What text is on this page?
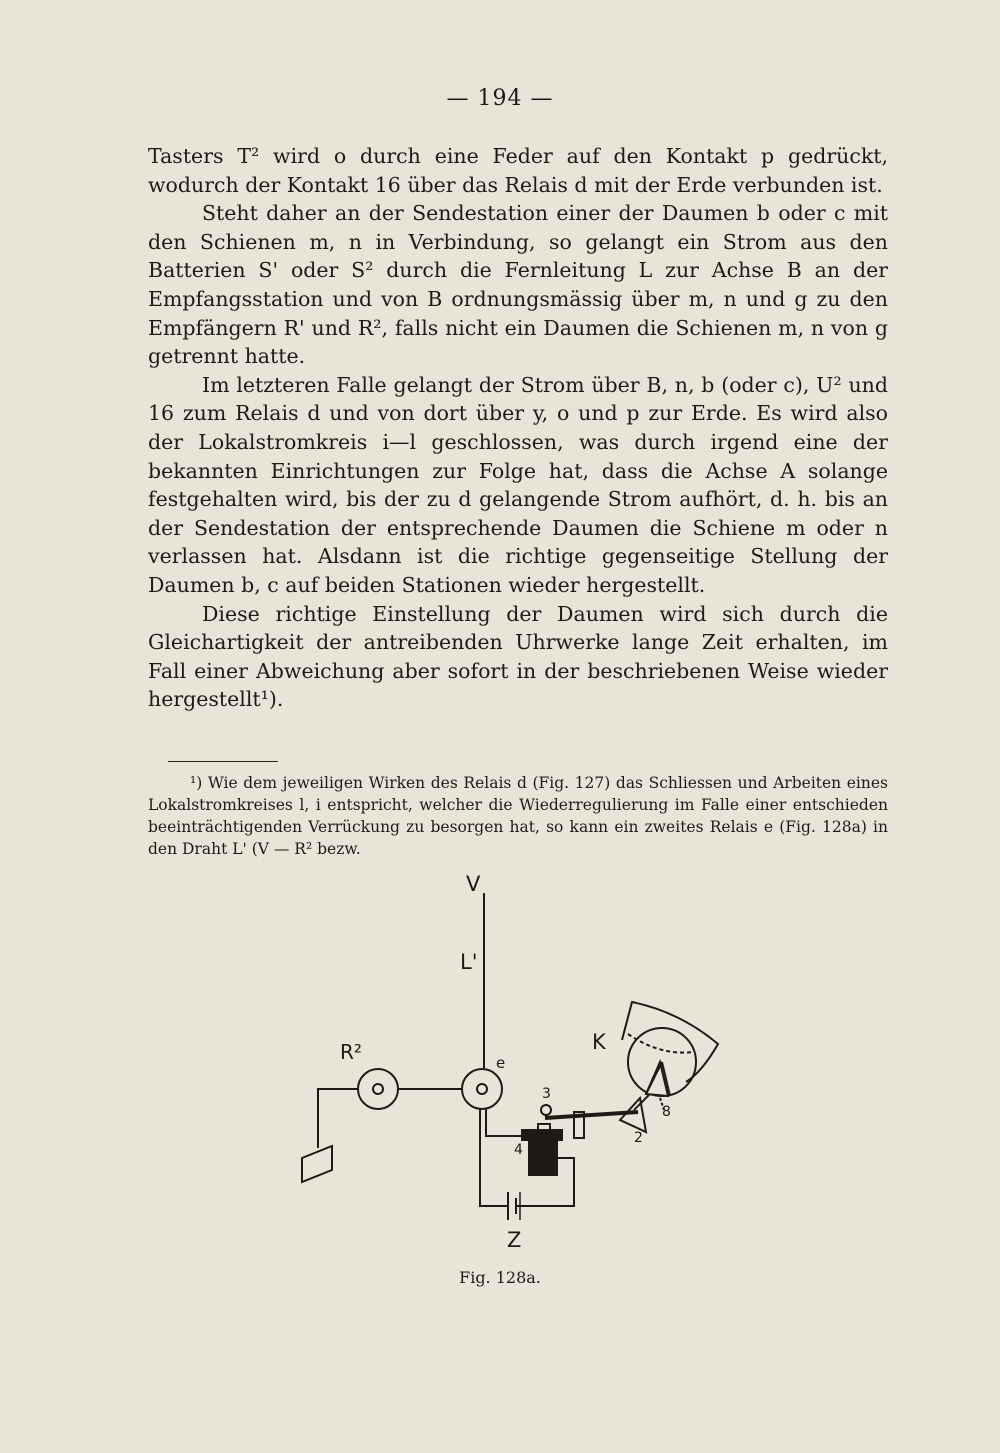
— 194 —

Tasters T² wird o durch eine Feder auf den Kontakt p gedrückt, wodurch der Kontakt 16 über das Relais d mit der Erde verbunden ist.

Steht daher an der Sendestation einer der Daumen b oder c mit den Schienen m, n in Verbindung, so gelangt ein Strom aus den Batterien S' oder S² durch die Fernleitung L zur Achse B an der Empfangsstation und von B ordnungsmässig über m, n und g zu den Empfängern R' und R², falls nicht ein Daumen die Schienen m, n von g getrennt hatte.

Im letzteren Falle gelangt der Strom über B, n, b (oder c), U² und 16 zum Relais d und von dort über y, o und p zur Erde. Es wird also der Lokalstromkreis i—l geschlossen, was durch irgend eine der bekannten Einrichtungen zur Folge hat, dass die Achse A solange festgehalten wird, bis der zu d gelangende Strom aufhört, d. h. bis an der Sendestation der entsprechende Daumen die Schiene m oder n verlassen hat. Alsdann ist die richtige gegenseitige Stellung der Daumen b, c auf beiden Stationen wieder hergestellt.

Diese richtige Einstellung der Daumen wird sich durch die Gleichartigkeit der antreibenden Uhrwerke lange Zeit erhalten, im Fall einer Abweichung aber sofort in der beschriebenen Weise wieder hergestellt¹).

¹) Wie dem jeweiligen Wirken des Relais d (Fig. 127) das Schliessen und Arbeiten eines Lokalstromkreises l, i entspricht, welcher die Wiederregulierung im Falle einer entschieden beeinträchtigenden Verrückung zu besorgen hat, so kann ein zweites Relais e (Fig. 128a) in den Draht L' (V — R² bezw.

V
L'
R²	e
K
3
4
8
2
Z
Fig. 128a.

--- Requirements ---
Make a word-for-word copy of the entries, without any pictures.

--- Output for this exercise ---
What text is on this page?
— 194 —

Tasters T² wird o durch eine Feder auf den Kontakt p gedrückt, wodurch der Kontakt 16 über das Relais d mit der Erde verbunden ist.

Steht daher an der Sendestation einer der Daumen b oder c mit den Schienen m, n in Verbindung, so gelangt ein Strom aus den Batterien S' oder S² durch die Fernleitung L zur Achse B an der Empfangsstation und von B ordnungsmässig über m, n und g zu den Empfängern R' und R², falls nicht ein Daumen die Schienen m, n von g getrennt hatte.

Im letzteren Falle gelangt der Strom über B, n, b (oder c), U² und 16 zum Relais d und von dort über y, o und p zur Erde. Es wird also der Lokalstromkreis i—l geschlossen, was durch irgend eine der bekannten Einrichtungen zur Folge hat, dass die Achse A solange festgehalten wird, bis der zu d gelangende Strom aufhört, d. h. bis an der Sendestation der entsprechende Daumen die Schiene m oder n verlassen hat. Alsdann ist die richtige gegenseitige Stellung der Daumen b, c auf beiden Stationen wieder hergestellt.

Diese richtige Einstellung der Daumen wird sich durch die Gleichartigkeit der antreibenden Uhrwerke lange Zeit erhalten, im Fall einer Abweichung aber sofort in der beschriebenen Weise wieder hergestellt¹).

¹) Wie dem jeweiligen Wirken des Relais d (Fig. 127) das Schliessen und Arbeiten eines Lokalstromkreises l, i entspricht, welcher die Wiederregulierung im Falle einer entschieden beeinträchtigenden Verrückung zu besorgen hat, so kann ein zweites Relais e (Fig. 128a) in den Draht L' (V — R² bezw.

V
L'
R²	e
K
3
4
8
2
Z
Fig. 128a.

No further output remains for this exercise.